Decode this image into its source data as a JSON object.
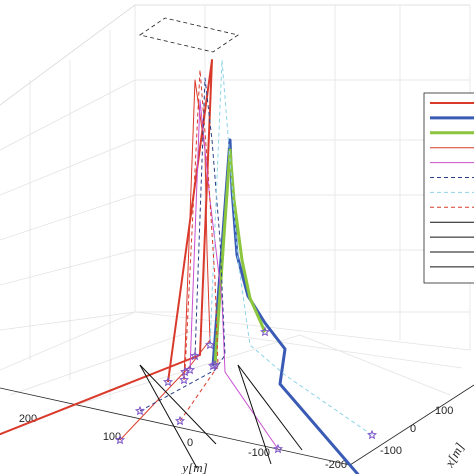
{
  "chart_data": {
    "type": "line",
    "title": "",
    "projection": "3d",
    "grid": true,
    "legend_placement": "right",
    "xlabel": "x[m]",
    "ylabel": "y[m]",
    "zlabel": "",
    "y_ticks": [
      "200",
      "100",
      "0",
      "-100",
      "-200"
    ],
    "x_ticks": [
      "100",
      "0",
      "-100"
    ],
    "series": [
      {
        "color": "#d93a2b",
        "style": "solid",
        "width": 2.0,
        "points": [
          [
            -88,
            -69
          ],
          [
            200,
            45
          ],
          [
            212,
            340
          ],
          [
            168,
            18
          ]
        ]
      },
      {
        "color": "#3a5bb5",
        "style": "solid",
        "width": 3.0,
        "points": [
          [
            368,
            -86
          ],
          [
            280,
            16
          ],
          [
            285,
            51
          ],
          [
            265,
            77
          ],
          [
            248,
            104
          ],
          [
            237,
            145
          ],
          [
            232,
            210
          ],
          [
            230,
            260
          ],
          [
            213,
            34
          ]
        ]
      },
      {
        "color": "#8cc63f",
        "style": "solid",
        "width": 3.0,
        "points": [
          [
            265,
            68
          ],
          [
            250,
            102
          ],
          [
            242,
            140
          ],
          [
            234,
            200
          ],
          [
            230,
            250
          ],
          [
            215,
            35
          ]
        ]
      },
      {
        "color": "#d93a2b",
        "style": "solid",
        "width": 1.0,
        "points": [
          [
            120,
            -40
          ],
          [
            190,
            34
          ],
          [
            210,
            60
          ],
          [
            207,
            150
          ],
          [
            205,
            250
          ],
          [
            195,
            320
          ],
          [
            184,
            20
          ]
        ]
      },
      {
        "color": "#c94fd1",
        "style": "solid",
        "width": 1.0,
        "points": [
          [
            278,
            -49
          ],
          [
            225,
            28
          ],
          [
            222,
            100
          ],
          [
            210,
            200
          ],
          [
            200,
            300
          ],
          [
            190,
            30
          ]
        ]
      },
      {
        "color": "#2b3f8a",
        "style": "dashed",
        "width": 1.0,
        "points": [
          [
            140,
            -11
          ],
          [
            215,
            30
          ],
          [
            225,
            45
          ],
          [
            220,
            160
          ],
          [
            212,
            260
          ],
          [
            205,
            322
          ],
          [
            195,
            44
          ]
        ]
      },
      {
        "color": "#8fd3e8",
        "style": "dashed",
        "width": 1.0,
        "points": [
          [
            372,
            -35
          ],
          [
            285,
            25
          ],
          [
            250,
            55
          ],
          [
            238,
            140
          ],
          [
            230,
            240
          ],
          [
            222,
            340
          ],
          [
            210,
            55
          ]
        ]
      },
      {
        "color": "#d93a2b",
        "style": "dashed",
        "width": 1.0,
        "points": [
          [
            180,
            -21
          ],
          [
            218,
            34
          ],
          [
            215,
            120
          ],
          [
            208,
            230
          ],
          [
            200,
            330
          ],
          [
            185,
            28
          ]
        ]
      },
      {
        "color": "#111111",
        "style": "solid",
        "width": 1.0,
        "points": [
          [
            197,
            -68
          ],
          [
            140,
            35
          ]
        ]
      },
      {
        "color": "#111111",
        "style": "solid",
        "width": 1.0,
        "points": [
          [
            271,
            -64
          ],
          [
            238,
            35
          ]
        ]
      },
      {
        "color": "#111111",
        "style": "solid",
        "width": 1.0,
        "points": [
          [
            302,
            -50
          ],
          [
            238,
            35
          ]
        ]
      },
      {
        "color": "#111111",
        "style": "solid",
        "width": 1.0,
        "points": [
          [
            216,
            -44
          ],
          [
            140,
            35
          ]
        ]
      }
    ],
    "legend_entries": [
      {
        "color": "#d93a2b",
        "style": "solid",
        "width": 2.0
      },
      {
        "color": "#3a5bb5",
        "style": "solid",
        "width": 3.0
      },
      {
        "color": "#8cc63f",
        "style": "solid",
        "width": 3.0
      },
      {
        "color": "#d93a2b",
        "style": "solid",
        "width": 1.0
      },
      {
        "color": "#c94fd1",
        "style": "solid",
        "width": 1.0
      },
      {
        "color": "#2b3f8a",
        "style": "dashed",
        "width": 1.0
      },
      {
        "color": "#8fd3e8",
        "style": "dashed",
        "width": 1.0
      },
      {
        "color": "#d93a2b",
        "style": "dashed",
        "width": 1.0
      },
      {
        "color": "#111111",
        "style": "solid",
        "width": 1.0
      },
      {
        "color": "#111111",
        "style": "solid",
        "width": 1.0
      },
      {
        "color": "#111111",
        "style": "solid",
        "width": 1.0
      },
      {
        "color": "#111111",
        "style": "solid",
        "width": 1.0
      }
    ],
    "markers": {
      "shape": "star",
      "color": "#7a52c7"
    }
  }
}
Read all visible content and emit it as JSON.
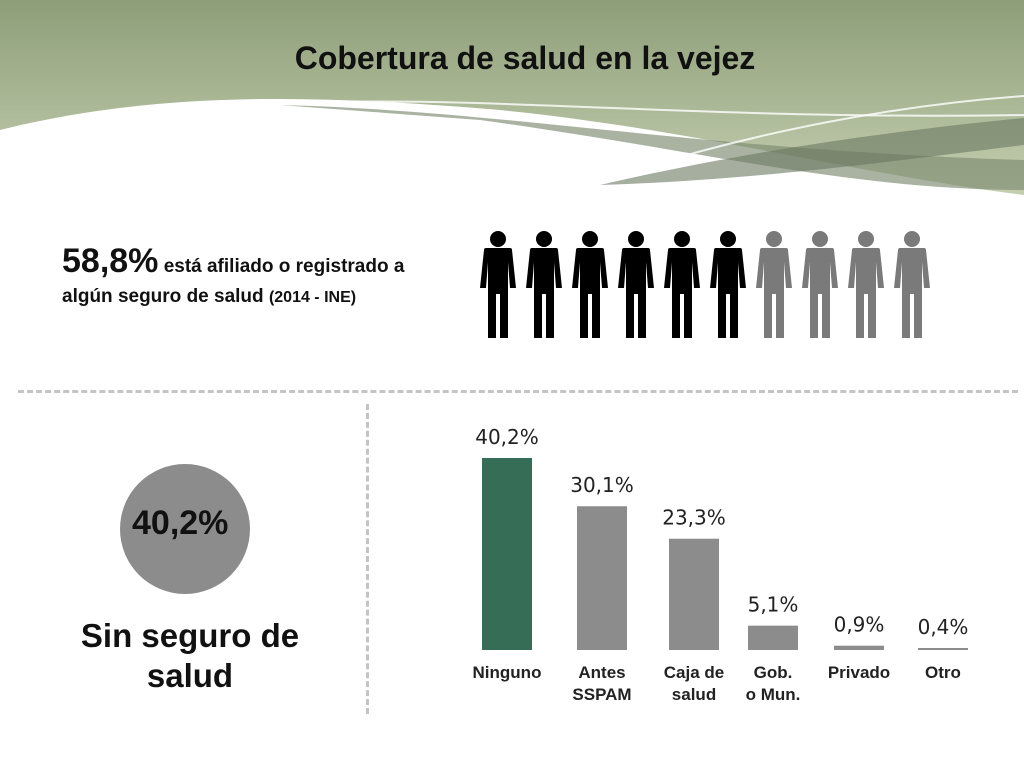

§ WHAT IS EXPECTED: Your task is to copy the entries in full and exactly, without any images.

§ RESPONSE TO THE EXERCISE:
Decode this image into its source data as a JSON object.
{
  "chart_data": {
    "type": "line",
    "title": "",
    "projection": "3d",
    "grid": true,
    "legend_placement": "right",
    "xlabel": "x[m]",
    "ylabel": "y[m]",
    "zlabel": "",
    "y_ticks": [
      "200",
      "100",
      "0",
      "-100",
      "-200"
    ],
    "x_ticks": [
      "100",
      "0",
      "-100"
    ],
    "series": [
      {
        "color": "#d93a2b",
        "style": "solid",
        "width": 2.0,
        "points": [
          [
            -88,
            -69
          ],
          [
            200,
            45
          ],
          [
            212,
            340
          ],
          [
            168,
            18
          ]
        ]
      },
      {
        "color": "#3a5bb5",
        "style": "solid",
        "width": 3.0,
        "points": [
          [
            368,
            -86
          ],
          [
            280,
            16
          ],
          [
            285,
            51
          ],
          [
            265,
            77
          ],
          [
            248,
            104
          ],
          [
            237,
            145
          ],
          [
            232,
            210
          ],
          [
            230,
            260
          ],
          [
            213,
            34
          ]
        ]
      },
      {
        "color": "#8cc63f",
        "style": "solid",
        "width": 3.0,
        "points": [
          [
            265,
            68
          ],
          [
            250,
            102
          ],
          [
            242,
            140
          ],
          [
            234,
            200
          ],
          [
            230,
            250
          ],
          [
            215,
            35
          ]
        ]
      },
      {
        "color": "#d93a2b",
        "style": "solid",
        "width": 1.0,
        "points": [
          [
            120,
            -40
          ],
          [
            190,
            34
          ],
          [
            210,
            60
          ],
          [
            207,
            150
          ],
          [
            205,
            250
          ],
          [
            195,
            320
          ],
          [
            184,
            20
          ]
        ]
      },
      {
        "color": "#c94fd1",
        "style": "solid",
        "width": 1.0,
        "points": [
          [
            278,
            -49
          ],
          [
            225,
            28
          ],
          [
            222,
            100
          ],
          [
            210,
            200
          ],
          [
            200,
            300
          ],
          [
            190,
            30
          ]
        ]
      },
      {
        "color": "#2b3f8a",
        "style": "dashed",
        "width": 1.0,
        "points": [
          [
            140,
            -11
          ],
          [
            215,
            30
          ],
          [
            225,
            45
          ],
          [
            220,
            160
          ],
          [
            212,
            260
          ],
          [
            205,
            322
          ],
          [
            195,
            44
          ]
        ]
      },
      {
        "color": "#8fd3e8",
        "style": "dashed",
        "width": 1.0,
        "points": [
          [
            372,
            -35
          ],
          [
            285,
            25
          ],
          [
            250,
            55
          ],
          [
            238,
            140
          ],
          [
            230,
            240
          ],
          [
            222,
            340
          ],
          [
            210,
            55
          ]
        ]
      },
      {
        "color": "#d93a2b",
        "style": "dashed",
        "width": 1.0,
        "points": [
          [
            180,
            -21
          ],
          [
            218,
            34
          ],
          [
            215,
            120
          ],
          [
            208,
            230
          ],
          [
            200,
            330
          ],
          [
            185,
            28
          ]
        ]
      },
      {
        "color": "#111111",
        "style": "solid",
        "width": 1.0,
        "points": [
          [
            197,
            -68
          ],
          [
            140,
            35
          ]
        ]
      },
      {
        "color": "#111111",
        "style": "solid",
        "width": 1.0,
        "points": [
          [
            271,
            -64
          ],
          [
            238,
            35
          ]
        ]
      },
      {
        "color": "#111111",
        "style": "solid",
        "width": 1.0,
        "points": [
          [
            302,
            -50
          ],
          [
            238,
            35
          ]
        ]
      },
      {
        "color": "#111111",
        "style": "solid",
        "width": 1.0,
        "points": [
          [
            216,
            -44
          ],
          [
            140,
            35
          ]
        ]
      }
    ],
    "legend_entries": [
      {
        "color": "#d93a2b",
        "style": "solid",
        "width": 2.0
      },
      {
        "color": "#3a5bb5",
        "style": "solid",
        "width": 3.0
      },
      {
        "color": "#8cc63f",
        "style": "solid",
        "width": 3.0
      },
      {
        "color": "#d93a2b",
        "style": "solid",
        "width": 1.0
      },
      {
        "color": "#c94fd1",
        "style": "solid",
        "width": 1.0
      },
      {
        "color": "#2b3f8a",
        "style": "dashed",
        "width": 1.0
      },
      {
        "color": "#8fd3e8",
        "style": "dashed",
        "width": 1.0
      },
      {
        "color": "#d93a2b",
        "style": "dashed",
        "width": 1.0
      },
      {
        "color": "#111111",
        "style": "solid",
        "width": 1.0
      },
      {
        "color": "#111111",
        "style": "solid",
        "width": 1.0
      },
      {
        "color": "#111111",
        "style": "solid",
        "width": 1.0
      },
      {
        "color": "#111111",
        "style": "solid",
        "width": 1.0
      }
    ],
    "markers": {
      "shape": "star",
      "color": "#7a52c7"
    }
  }
}
Read all visible content and emit it as JSON.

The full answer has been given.